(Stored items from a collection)
= = =

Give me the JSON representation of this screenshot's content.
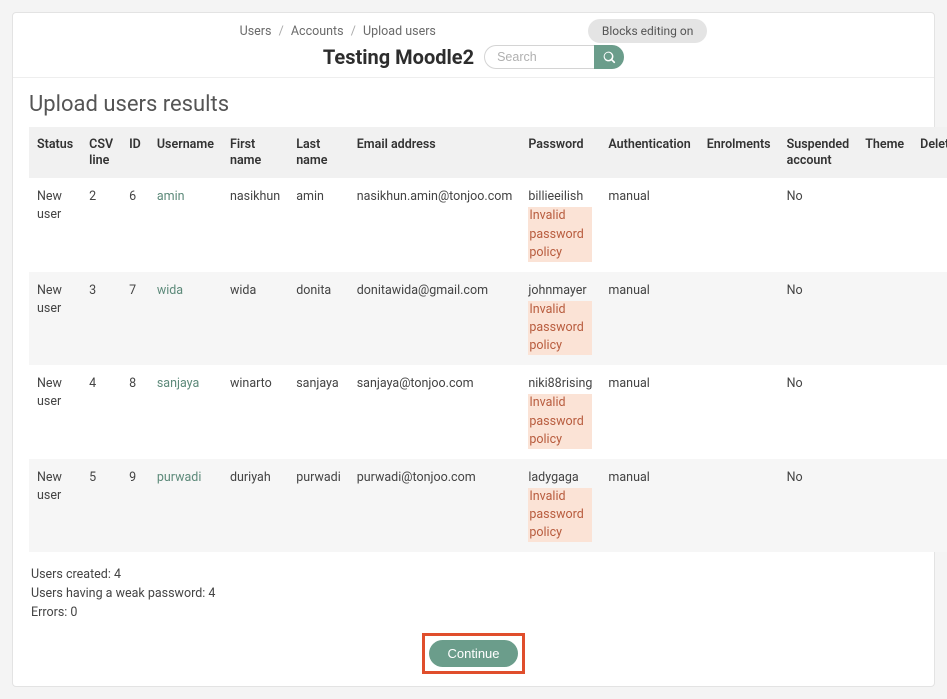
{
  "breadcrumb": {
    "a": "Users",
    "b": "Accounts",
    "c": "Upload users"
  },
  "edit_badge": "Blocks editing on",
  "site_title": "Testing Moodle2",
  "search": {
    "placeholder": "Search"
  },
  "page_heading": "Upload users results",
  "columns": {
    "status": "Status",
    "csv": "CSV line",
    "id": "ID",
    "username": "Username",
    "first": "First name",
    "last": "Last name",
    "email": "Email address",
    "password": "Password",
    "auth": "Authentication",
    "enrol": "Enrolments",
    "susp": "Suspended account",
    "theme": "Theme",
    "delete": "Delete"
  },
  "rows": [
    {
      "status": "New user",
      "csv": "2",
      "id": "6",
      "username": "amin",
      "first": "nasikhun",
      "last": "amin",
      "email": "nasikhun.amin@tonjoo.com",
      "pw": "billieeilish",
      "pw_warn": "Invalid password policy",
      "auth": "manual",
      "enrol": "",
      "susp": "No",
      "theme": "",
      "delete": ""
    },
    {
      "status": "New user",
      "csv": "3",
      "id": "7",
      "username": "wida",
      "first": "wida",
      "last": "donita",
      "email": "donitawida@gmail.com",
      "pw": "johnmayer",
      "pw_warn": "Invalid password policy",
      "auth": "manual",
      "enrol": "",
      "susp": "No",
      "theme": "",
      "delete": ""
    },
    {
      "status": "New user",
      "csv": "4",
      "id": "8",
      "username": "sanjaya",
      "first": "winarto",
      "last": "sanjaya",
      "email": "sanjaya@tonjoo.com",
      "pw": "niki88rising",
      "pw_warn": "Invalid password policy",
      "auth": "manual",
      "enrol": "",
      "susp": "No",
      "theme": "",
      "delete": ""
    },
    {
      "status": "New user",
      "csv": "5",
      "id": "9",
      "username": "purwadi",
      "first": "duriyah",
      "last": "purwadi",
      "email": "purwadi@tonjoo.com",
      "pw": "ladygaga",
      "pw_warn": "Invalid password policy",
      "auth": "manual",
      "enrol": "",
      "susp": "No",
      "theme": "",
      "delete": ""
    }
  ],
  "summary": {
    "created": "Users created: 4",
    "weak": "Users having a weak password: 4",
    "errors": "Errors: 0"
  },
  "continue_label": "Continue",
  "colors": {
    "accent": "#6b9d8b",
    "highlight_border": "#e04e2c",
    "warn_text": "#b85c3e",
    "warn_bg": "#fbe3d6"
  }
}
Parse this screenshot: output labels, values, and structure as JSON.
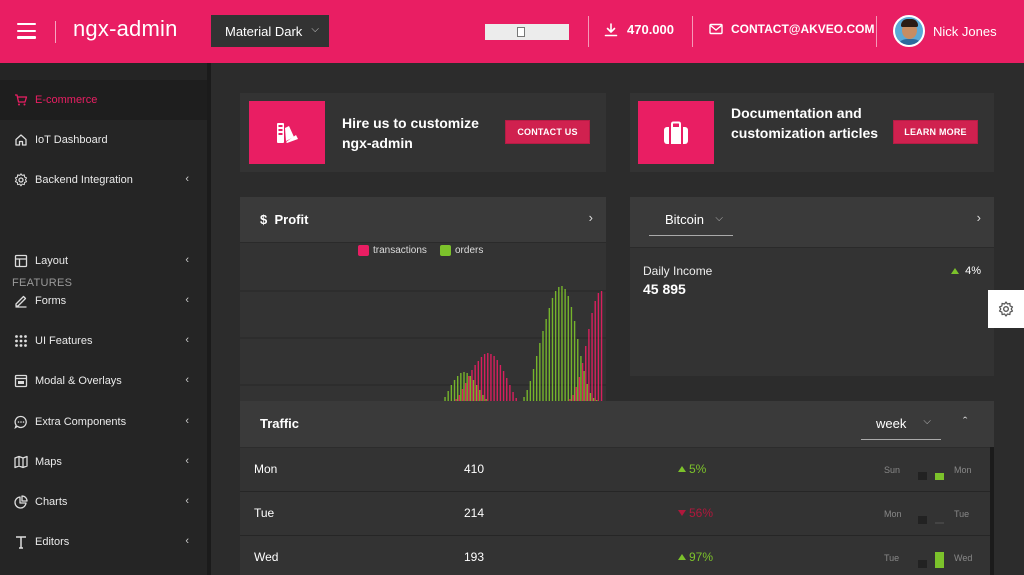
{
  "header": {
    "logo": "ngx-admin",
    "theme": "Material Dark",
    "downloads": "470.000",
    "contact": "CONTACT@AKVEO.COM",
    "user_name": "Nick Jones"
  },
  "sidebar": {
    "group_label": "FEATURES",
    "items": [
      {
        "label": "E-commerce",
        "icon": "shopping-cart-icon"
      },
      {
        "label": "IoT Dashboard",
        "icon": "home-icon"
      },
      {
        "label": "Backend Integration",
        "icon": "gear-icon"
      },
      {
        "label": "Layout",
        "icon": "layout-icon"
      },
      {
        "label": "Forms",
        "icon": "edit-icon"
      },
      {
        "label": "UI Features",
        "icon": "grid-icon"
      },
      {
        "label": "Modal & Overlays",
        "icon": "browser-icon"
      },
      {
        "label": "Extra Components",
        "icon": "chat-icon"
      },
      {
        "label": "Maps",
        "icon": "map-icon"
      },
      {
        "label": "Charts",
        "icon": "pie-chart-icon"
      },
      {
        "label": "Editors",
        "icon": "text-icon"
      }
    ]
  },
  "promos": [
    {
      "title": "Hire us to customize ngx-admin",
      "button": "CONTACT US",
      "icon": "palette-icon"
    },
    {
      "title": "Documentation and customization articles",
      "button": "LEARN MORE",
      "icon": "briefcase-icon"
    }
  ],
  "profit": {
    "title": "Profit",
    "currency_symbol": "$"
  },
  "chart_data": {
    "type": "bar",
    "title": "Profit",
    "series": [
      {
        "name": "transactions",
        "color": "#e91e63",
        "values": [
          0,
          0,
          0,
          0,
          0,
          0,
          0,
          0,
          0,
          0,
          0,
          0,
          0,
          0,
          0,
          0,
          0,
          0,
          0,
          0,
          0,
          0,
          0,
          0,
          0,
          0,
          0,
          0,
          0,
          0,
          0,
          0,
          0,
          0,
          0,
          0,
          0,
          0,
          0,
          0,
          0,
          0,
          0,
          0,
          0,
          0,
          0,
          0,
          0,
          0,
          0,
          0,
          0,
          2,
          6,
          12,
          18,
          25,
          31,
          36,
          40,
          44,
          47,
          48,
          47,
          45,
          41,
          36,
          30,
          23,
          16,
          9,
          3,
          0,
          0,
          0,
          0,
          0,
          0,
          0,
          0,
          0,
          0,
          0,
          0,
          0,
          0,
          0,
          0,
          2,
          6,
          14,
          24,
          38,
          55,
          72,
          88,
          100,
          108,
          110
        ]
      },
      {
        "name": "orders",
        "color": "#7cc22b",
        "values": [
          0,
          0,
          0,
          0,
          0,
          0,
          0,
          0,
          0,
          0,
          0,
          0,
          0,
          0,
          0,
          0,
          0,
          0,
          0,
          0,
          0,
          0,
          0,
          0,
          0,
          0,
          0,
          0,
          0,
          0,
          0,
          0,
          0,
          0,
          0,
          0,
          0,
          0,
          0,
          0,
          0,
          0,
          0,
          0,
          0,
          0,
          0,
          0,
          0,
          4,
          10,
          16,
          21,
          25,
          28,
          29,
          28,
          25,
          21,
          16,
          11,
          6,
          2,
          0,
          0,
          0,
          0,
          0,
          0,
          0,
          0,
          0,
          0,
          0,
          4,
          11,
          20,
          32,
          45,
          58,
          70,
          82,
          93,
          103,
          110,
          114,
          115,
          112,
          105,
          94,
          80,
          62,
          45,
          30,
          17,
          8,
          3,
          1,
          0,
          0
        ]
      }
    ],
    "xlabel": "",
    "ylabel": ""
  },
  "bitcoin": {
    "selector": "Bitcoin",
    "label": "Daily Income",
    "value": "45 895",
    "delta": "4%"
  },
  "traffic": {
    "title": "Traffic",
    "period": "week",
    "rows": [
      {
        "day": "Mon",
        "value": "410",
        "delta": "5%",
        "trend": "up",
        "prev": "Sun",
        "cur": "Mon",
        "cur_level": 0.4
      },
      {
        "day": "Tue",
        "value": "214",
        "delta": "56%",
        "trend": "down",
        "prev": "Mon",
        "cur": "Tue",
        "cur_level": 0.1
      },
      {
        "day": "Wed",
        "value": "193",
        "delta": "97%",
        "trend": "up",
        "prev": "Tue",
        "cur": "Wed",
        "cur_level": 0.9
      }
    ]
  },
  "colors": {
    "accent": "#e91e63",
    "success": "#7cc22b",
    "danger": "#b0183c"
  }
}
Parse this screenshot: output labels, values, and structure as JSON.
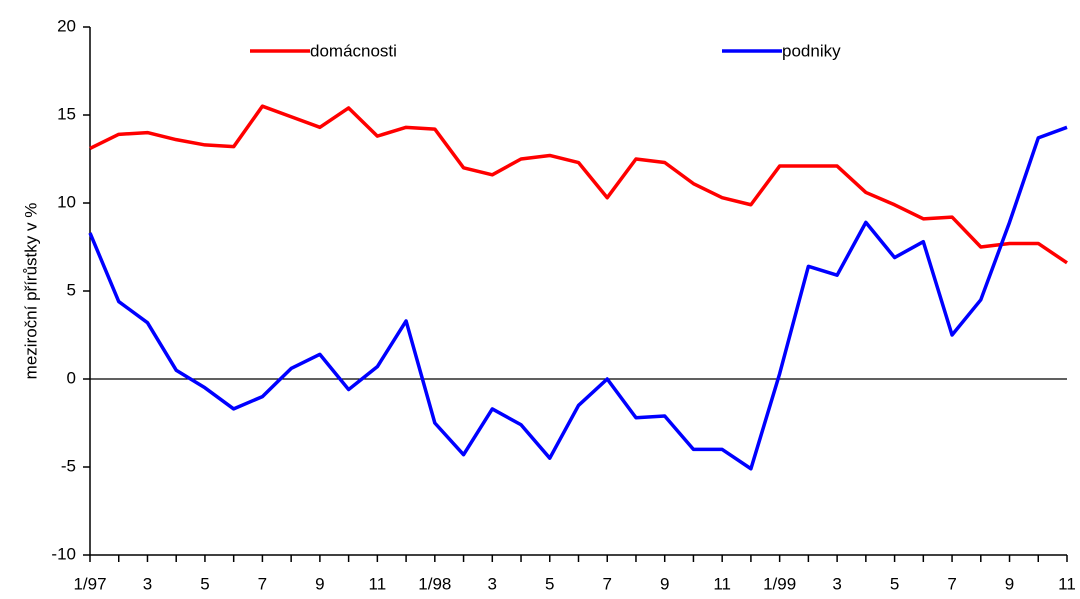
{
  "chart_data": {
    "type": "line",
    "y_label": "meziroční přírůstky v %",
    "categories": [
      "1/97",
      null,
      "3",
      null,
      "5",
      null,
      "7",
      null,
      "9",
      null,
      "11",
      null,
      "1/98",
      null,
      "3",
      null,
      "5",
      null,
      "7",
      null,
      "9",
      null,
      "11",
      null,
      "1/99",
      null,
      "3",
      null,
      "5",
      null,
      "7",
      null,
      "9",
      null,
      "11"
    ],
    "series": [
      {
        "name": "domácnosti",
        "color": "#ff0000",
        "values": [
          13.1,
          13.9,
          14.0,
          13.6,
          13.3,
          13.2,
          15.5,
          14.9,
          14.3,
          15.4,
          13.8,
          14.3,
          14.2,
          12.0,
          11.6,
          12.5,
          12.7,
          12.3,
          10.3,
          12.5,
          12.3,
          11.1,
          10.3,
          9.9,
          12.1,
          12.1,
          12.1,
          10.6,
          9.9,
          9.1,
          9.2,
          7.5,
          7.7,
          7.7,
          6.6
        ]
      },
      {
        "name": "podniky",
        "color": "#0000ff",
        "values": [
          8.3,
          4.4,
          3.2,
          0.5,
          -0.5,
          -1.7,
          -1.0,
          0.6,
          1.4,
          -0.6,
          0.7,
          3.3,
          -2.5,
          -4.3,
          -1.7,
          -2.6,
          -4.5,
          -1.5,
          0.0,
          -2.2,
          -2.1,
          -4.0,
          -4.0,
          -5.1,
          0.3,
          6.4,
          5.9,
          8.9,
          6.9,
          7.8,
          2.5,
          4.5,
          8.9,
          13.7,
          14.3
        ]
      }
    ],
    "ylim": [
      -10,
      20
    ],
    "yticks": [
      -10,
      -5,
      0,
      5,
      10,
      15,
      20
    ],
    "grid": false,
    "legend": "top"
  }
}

= = =

WHAT YOU SHOULD DO: Reproduce every line from the entries that holds the word "Upload".

RESULT OF THE EXERCISE:
    "c": "Upload users"
  "page_heading": "Upload users results",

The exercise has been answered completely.